Directions for this task: From the records below, pull each line that has "Anna".

Recorded data
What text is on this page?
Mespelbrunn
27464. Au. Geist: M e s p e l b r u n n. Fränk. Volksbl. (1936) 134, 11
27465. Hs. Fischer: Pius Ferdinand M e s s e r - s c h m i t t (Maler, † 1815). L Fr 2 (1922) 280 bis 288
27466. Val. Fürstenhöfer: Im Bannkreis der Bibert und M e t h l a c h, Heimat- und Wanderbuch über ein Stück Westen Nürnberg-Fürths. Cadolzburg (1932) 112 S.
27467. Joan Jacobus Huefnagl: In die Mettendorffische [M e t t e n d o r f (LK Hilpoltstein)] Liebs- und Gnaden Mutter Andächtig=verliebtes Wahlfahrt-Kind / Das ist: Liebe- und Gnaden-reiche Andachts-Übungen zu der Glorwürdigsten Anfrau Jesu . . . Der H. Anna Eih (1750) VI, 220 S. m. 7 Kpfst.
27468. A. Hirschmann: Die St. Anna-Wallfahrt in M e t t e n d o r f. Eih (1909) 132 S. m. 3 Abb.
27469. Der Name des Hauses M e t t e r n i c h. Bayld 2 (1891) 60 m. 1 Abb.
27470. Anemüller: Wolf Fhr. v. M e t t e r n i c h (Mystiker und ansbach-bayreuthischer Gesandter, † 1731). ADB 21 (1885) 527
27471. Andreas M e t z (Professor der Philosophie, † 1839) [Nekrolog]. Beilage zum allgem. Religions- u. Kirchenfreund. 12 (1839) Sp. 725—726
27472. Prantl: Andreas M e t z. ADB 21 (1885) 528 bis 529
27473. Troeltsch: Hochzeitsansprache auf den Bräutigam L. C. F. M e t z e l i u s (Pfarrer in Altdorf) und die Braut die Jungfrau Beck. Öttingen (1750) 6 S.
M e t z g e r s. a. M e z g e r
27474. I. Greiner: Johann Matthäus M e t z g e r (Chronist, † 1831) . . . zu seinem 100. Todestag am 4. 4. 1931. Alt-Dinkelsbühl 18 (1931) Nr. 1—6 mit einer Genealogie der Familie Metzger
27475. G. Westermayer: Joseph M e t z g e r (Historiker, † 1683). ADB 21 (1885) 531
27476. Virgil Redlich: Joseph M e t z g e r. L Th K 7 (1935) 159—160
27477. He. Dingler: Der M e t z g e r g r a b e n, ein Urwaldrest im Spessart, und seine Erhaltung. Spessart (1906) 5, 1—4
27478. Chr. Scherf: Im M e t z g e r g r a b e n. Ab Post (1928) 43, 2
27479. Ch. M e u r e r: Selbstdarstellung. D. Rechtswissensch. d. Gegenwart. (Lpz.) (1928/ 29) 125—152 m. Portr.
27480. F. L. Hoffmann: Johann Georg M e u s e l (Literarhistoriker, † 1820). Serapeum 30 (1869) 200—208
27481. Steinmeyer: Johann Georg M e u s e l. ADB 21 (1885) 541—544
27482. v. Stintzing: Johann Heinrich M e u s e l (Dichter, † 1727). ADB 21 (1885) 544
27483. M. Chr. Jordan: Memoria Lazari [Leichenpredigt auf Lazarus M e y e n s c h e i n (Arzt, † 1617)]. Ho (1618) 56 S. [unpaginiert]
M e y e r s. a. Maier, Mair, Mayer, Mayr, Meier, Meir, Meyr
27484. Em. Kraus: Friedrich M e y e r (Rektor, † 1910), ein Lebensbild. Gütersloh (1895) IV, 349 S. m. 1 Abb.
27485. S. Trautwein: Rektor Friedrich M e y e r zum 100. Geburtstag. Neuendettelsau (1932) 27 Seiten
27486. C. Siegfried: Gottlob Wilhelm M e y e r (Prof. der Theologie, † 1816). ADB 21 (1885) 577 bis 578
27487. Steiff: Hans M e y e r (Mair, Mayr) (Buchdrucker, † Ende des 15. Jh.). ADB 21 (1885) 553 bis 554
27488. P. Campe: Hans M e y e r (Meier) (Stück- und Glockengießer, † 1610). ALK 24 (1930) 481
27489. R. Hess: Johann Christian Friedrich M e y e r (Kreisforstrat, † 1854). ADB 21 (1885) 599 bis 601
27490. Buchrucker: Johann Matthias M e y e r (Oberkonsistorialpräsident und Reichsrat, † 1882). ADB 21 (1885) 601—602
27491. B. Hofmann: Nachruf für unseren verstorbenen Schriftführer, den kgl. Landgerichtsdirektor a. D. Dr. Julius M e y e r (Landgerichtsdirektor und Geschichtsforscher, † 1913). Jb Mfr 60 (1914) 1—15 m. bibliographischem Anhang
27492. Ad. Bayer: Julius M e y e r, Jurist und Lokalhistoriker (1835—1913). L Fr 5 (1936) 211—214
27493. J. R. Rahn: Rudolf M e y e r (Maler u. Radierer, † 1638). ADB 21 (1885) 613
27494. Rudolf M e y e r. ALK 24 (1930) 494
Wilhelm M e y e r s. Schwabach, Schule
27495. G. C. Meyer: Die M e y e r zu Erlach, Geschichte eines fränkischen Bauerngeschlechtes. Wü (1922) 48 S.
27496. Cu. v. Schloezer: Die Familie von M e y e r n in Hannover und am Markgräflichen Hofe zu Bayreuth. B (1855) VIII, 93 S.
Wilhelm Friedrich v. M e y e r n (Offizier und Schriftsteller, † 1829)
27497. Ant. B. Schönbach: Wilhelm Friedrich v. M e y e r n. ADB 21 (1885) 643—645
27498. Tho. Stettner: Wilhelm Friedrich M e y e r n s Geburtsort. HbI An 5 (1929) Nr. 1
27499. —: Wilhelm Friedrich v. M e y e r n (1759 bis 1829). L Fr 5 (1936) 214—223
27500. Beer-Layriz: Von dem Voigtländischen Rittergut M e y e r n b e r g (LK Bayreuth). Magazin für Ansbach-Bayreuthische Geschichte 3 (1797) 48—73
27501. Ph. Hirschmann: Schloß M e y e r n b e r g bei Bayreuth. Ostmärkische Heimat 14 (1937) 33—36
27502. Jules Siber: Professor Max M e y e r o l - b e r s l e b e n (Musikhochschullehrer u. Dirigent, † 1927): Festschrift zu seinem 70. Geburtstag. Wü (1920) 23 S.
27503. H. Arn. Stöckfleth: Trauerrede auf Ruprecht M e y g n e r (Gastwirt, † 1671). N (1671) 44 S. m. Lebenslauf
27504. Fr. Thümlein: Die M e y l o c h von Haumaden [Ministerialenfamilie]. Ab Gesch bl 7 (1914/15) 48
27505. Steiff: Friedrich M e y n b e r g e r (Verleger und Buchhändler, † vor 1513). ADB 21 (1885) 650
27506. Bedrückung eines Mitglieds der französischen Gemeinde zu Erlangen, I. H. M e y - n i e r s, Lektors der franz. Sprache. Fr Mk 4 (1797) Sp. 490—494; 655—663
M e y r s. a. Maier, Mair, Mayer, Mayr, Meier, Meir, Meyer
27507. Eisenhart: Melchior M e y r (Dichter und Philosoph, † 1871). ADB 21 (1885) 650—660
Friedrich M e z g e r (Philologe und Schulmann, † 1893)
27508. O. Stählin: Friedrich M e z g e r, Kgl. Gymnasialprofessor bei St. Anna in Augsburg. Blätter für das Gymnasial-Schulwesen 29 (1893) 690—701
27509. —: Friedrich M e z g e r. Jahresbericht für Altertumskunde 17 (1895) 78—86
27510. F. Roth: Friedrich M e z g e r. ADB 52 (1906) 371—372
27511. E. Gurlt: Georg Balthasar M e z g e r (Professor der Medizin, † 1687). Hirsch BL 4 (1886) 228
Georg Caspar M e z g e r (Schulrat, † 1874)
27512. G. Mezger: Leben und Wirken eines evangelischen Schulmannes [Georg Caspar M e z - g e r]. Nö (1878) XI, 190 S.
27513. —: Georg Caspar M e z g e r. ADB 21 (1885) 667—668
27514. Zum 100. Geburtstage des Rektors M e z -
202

Answer to this problem:
27467. Joan Jacobus Huefnagl: In die Mettendorffische [M e t t e n d o r f (LK Hilpoltstein)] Liebs- und Gnaden Mutter Andächtig=verliebtes Wahlfahrt-Kind / Das ist: Liebe- und Gnaden-reiche Andachts-Übungen zu der Glorwürdigsten Anfrau Jesu . . . Der H. Anna Eih (1750) VI, 220 S. m. 7 Kpfst.
27468. A. Hirschmann: Die St. Anna-Wallfahrt in M e t t e n d o r f. Eih (1909) 132 S. m. 3 Abb.
27508. O. Stählin: Friedrich M e z g e r, Kgl. Gymnasialprofessor bei St. Anna in Augsburg. Blätter für das Gymnasial-Schulwesen 29 (1893) 690—701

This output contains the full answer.